Problem requirements: Repeat each entry in full, exactly.

** Begin Supplied records **

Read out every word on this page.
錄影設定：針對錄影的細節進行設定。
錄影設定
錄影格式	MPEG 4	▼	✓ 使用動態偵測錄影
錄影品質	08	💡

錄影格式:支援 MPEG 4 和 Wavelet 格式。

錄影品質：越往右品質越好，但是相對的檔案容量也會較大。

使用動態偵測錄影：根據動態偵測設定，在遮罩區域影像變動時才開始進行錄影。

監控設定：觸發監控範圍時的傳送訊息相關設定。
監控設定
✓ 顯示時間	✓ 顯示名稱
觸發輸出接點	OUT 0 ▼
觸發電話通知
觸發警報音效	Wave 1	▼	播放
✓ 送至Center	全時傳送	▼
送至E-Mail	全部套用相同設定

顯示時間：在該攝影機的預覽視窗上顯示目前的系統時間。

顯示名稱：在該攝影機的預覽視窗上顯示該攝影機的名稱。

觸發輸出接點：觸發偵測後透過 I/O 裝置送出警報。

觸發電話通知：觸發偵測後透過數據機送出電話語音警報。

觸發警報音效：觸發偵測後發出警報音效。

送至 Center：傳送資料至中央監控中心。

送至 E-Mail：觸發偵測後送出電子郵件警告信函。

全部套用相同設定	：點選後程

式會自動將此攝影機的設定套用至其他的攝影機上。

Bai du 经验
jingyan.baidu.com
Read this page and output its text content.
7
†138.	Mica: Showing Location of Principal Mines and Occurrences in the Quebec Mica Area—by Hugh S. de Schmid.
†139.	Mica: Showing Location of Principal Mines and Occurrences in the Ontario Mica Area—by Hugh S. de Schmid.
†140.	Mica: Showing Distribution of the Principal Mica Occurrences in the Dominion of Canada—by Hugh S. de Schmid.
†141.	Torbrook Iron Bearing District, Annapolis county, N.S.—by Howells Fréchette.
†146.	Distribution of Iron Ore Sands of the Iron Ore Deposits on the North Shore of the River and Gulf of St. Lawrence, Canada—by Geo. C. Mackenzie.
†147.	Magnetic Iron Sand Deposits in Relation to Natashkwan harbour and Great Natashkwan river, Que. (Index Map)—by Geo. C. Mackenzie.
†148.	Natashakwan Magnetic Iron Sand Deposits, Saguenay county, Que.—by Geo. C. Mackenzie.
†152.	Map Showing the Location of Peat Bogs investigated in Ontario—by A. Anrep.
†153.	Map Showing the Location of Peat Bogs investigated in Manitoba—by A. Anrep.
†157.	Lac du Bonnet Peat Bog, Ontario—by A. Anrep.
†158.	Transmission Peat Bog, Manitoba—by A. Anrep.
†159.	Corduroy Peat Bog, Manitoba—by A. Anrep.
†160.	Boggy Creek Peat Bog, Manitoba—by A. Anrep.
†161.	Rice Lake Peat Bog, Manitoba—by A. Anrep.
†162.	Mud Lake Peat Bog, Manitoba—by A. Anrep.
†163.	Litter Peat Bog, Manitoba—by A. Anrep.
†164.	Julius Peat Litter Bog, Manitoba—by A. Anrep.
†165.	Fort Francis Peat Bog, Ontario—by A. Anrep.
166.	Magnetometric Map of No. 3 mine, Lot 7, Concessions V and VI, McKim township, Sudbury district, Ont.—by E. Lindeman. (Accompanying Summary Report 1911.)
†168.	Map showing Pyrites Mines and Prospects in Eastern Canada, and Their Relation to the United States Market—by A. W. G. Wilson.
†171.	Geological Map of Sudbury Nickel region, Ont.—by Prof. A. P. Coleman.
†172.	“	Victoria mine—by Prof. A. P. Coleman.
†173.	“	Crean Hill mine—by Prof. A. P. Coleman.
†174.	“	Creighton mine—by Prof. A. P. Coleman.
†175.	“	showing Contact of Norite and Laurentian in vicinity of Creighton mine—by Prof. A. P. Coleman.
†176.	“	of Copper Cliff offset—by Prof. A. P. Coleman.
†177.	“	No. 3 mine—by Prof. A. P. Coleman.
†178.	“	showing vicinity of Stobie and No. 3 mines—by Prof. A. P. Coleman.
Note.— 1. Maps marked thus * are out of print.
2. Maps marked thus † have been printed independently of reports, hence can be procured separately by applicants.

** End Supplied records **

Written response:
Read out every word on this page.
錄影設定：針對錄影的細節進行設定。
錄影設定
錄影格式	MPEG 4	▼	✓ 使用動態偵測錄影
錄影品質	08	💡

錄影格式:支援 MPEG 4 和 Wavelet 格式。

錄影品質：越往右品質越好，但是相對的檔案容量也會較大。

使用動態偵測錄影：根據動態偵測設定，在遮罩區域影像變動時才開始進行錄影。

監控設定：觸發監控範圍時的傳送訊息相關設定。
監控設定
✓ 顯示時間	✓ 顯示名稱
觸發輸出接點	OUT 0 ▼
觸發電話通知
觸發警報音效	Wave 1	▼	播放
✓ 送至Center	全時傳送	▼
送至E-Mail	全部套用相同設定

顯示時間：在該攝影機的預覽視窗上顯示目前的系統時間。

顯示名稱：在該攝影機的預覽視窗上顯示該攝影機的名稱。

觸發輸出接點：觸發偵測後透過 I/O 裝置送出警報。

觸發電話通知：觸發偵測後透過數據機送出電話語音警報。

觸發警報音效：觸發偵測後發出警報音效。

送至 Center：傳送資料至中央監控中心。

送至 E-Mail：觸發偵測後送出電子郵件警告信函。

全部套用相同設定	：點選後程

式會自動將此攝影機的設定套用至其他的攝影機上。

Bai du 经验
jingyan.baidu.com
Read this page and output its text content.
7
†138.	Mica: Showing Location of Principal Mines and Occurrences in the Quebec Mica Area—by Hugh S. de Schmid.
†139.	Mica: Showing Location of Principal Mines and Occurrences in the Ontario Mica Area—by Hugh S. de Schmid.
†140.	Mica: Showing Distribution of the Principal Mica Occurrences in the Dominion of Canada—by Hugh S. de Schmid.
†141.	Torbrook Iron Bearing District, Annapolis county, N.S.—by Howells Fréchette.
†146.	Distribution of Iron Ore Sands of the Iron Ore Deposits on the North Shore of the River and Gulf of St. Lawrence, Canada—by Geo. C. Mackenzie.
†147.	Magnetic Iron Sand Deposits in Relation to Natashkwan harbour and Great Natashkwan river, Que. (Index Map)—by Geo. C. Mackenzie.
†148.	Natashakwan Magnetic Iron Sand Deposits, Saguenay county, Que.—by Geo. C. Mackenzie.
†152.	Map Showing the Location of Peat Bogs investigated in Ontario—by A. Anrep.
†153.	Map Showing the Location of Peat Bogs investigated in Manitoba—by A. Anrep.
†157.	Lac du Bonnet Peat Bog, Ontario—by A. Anrep.
†158.	Transmission Peat Bog, Manitoba—by A. Anrep.
†159.	Corduroy Peat Bog, Manitoba—by A. Anrep.
†160.	Boggy Creek Peat Bog, Manitoba—by A. Anrep.
†161.	Rice Lake Peat Bog, Manitoba—by A. Anrep.
†162.	Mud Lake Peat Bog, Manitoba—by A. Anrep.
†163.	Litter Peat Bog, Manitoba—by A. Anrep.
†164.	Julius Peat Litter Bog, Manitoba—by A. Anrep.
†165.	Fort Francis Peat Bog, Ontario—by A. Anrep.
166.	Magnetometric Map of No. 3 mine, Lot 7, Concessions V and VI, McKim township, Sudbury district, Ont.—by E. Lindeman. (Accompanying Summary Report 1911.)
†168.	Map showing Pyrites Mines and Prospects in Eastern Canada, and Their Relation to the United States Market—by A. W. G. Wilson.
†171.	Geological Map of Sudbury Nickel region, Ont.—by Prof. A. P. Coleman.
†172.	“	Victoria mine—by Prof. A. P. Coleman.
†173.	“	Crean Hill mine—by Prof. A. P. Coleman.
†174.	“	Creighton mine—by Prof. A. P. Coleman.
†175.	“	showing Contact of Norite and Laurentian in vicinity of Creighton mine—by Prof. A. P. Coleman.
†176.	“	of Copper Cliff offset—by Prof. A. P. Coleman.
†177.	“	No. 3 mine—by Prof. A. P. Coleman.
†178.	“	showing vicinity of Stobie and No. 3 mines—by Prof. A. P. Coleman.
Note.— 1. Maps marked thus * are out of print.
2. Maps marked thus † have been printed independently of reports, hence can be procured separately by applicants.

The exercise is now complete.